Task description » Search the material below for the word "number". Copy every line that has it.

Extracted data entries:
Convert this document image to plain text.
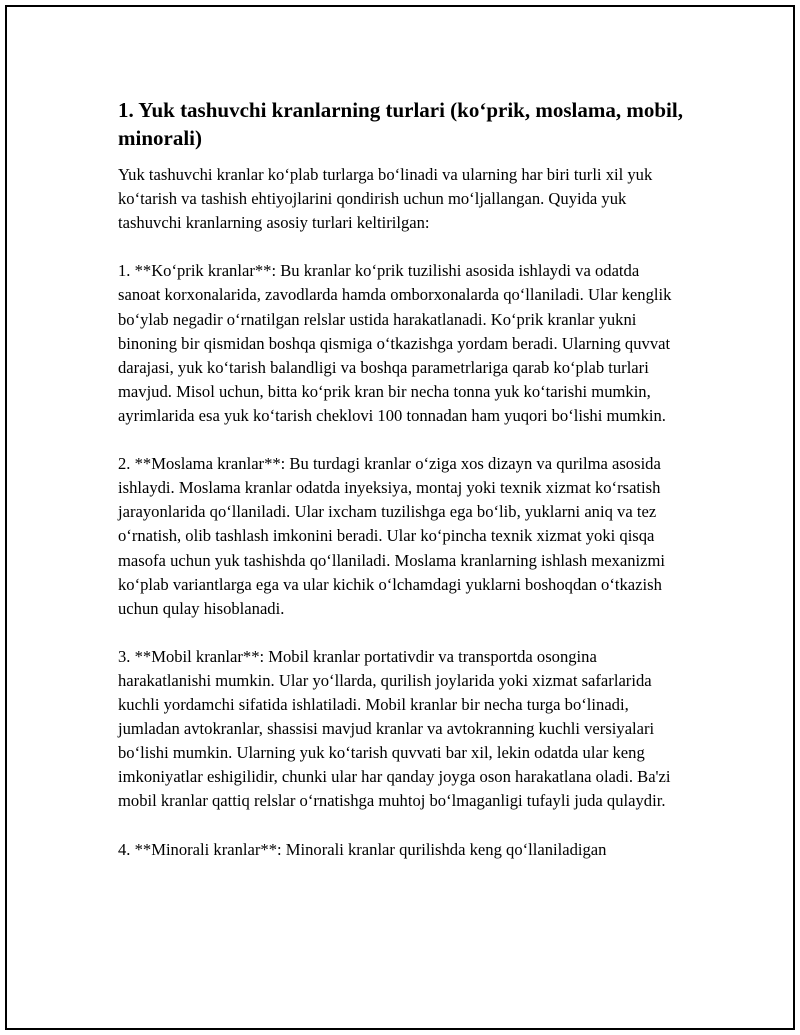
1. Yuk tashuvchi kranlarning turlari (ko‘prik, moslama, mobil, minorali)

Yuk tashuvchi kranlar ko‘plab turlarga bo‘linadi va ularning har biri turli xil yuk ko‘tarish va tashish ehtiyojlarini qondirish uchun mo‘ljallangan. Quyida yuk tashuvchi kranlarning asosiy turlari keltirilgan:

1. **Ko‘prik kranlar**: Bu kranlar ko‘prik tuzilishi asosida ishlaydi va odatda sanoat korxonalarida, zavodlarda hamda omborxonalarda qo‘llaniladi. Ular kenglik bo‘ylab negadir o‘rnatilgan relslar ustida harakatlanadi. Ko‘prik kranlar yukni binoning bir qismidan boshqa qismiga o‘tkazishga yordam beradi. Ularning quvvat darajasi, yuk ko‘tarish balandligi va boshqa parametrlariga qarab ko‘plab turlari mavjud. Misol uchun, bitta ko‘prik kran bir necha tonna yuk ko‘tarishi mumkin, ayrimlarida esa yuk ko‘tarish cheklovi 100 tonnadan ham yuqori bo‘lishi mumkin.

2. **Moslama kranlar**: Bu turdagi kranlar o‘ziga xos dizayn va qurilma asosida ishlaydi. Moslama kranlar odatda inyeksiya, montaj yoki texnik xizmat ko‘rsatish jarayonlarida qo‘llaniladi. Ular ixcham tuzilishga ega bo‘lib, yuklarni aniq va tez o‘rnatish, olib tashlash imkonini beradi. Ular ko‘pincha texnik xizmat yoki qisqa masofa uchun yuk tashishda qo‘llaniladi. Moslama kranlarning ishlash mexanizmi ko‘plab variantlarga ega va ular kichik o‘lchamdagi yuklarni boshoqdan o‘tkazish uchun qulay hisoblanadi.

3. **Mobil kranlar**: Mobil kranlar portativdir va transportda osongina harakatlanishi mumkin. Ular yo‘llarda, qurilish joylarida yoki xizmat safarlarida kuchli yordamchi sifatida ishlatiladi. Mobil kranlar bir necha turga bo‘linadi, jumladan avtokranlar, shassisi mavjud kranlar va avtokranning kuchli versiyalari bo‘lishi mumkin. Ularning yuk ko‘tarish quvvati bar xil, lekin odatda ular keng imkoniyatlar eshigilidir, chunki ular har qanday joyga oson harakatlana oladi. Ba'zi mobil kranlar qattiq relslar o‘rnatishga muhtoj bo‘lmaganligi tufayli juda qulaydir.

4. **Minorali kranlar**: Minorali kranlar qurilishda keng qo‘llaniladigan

...

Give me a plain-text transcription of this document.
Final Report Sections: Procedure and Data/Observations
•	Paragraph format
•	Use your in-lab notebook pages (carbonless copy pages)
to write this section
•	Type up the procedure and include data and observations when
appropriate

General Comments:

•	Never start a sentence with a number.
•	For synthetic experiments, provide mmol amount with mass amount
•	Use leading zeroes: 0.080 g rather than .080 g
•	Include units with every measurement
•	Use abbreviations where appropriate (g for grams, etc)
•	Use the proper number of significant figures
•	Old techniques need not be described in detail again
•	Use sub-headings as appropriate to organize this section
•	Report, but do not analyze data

Task solution »
•	Never start a sentence with a number.
•	Use the proper number of significant figures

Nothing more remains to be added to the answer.